» Directive
Return a copy of each line that holds the string "document".

Items from a dataset

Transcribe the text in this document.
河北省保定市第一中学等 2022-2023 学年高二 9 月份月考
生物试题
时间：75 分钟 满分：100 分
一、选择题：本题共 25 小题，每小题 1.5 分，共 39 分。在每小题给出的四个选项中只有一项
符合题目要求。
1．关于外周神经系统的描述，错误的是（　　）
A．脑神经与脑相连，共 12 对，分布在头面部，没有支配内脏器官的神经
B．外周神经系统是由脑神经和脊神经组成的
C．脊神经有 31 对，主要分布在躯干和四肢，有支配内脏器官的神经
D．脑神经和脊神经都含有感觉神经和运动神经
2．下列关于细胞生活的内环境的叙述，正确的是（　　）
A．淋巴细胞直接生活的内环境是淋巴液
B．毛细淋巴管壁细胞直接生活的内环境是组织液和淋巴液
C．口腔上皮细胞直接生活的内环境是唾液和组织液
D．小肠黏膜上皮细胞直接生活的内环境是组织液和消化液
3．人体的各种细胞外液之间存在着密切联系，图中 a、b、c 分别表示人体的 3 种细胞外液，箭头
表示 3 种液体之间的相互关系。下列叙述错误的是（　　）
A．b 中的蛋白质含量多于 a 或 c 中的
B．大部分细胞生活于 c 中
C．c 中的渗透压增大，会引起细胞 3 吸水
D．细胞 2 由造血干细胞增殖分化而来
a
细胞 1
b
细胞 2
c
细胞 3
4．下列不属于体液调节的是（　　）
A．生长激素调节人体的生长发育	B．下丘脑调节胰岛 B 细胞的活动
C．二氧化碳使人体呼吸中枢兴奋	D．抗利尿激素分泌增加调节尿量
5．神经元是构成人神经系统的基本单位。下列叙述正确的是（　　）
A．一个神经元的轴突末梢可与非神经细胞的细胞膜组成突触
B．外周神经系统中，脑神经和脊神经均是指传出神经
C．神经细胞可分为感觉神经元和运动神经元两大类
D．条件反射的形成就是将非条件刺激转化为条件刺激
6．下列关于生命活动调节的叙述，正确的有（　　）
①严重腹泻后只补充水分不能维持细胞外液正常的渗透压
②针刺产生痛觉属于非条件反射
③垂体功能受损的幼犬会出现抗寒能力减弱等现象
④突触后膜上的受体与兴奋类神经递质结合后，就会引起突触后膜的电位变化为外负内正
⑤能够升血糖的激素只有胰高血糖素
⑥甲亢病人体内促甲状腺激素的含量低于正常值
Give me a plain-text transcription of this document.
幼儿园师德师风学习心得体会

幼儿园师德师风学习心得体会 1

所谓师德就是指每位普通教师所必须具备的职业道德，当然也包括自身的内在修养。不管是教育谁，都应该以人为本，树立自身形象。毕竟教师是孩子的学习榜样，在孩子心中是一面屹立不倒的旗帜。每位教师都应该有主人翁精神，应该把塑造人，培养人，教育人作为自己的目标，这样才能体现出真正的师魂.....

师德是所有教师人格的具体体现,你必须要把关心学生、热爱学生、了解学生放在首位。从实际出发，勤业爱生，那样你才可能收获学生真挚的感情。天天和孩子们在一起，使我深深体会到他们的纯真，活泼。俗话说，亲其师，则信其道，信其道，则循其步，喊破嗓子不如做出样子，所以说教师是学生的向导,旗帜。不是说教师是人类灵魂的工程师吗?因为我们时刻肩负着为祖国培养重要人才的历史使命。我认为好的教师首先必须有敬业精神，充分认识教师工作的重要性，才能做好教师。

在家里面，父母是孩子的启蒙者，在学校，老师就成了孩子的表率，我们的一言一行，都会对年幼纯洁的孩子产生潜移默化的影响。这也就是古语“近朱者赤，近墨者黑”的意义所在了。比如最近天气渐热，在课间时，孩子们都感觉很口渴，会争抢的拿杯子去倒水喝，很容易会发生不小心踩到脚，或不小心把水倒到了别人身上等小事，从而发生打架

» Output below
Transcribe the text in this document.
Give me a plain-text transcription of this document.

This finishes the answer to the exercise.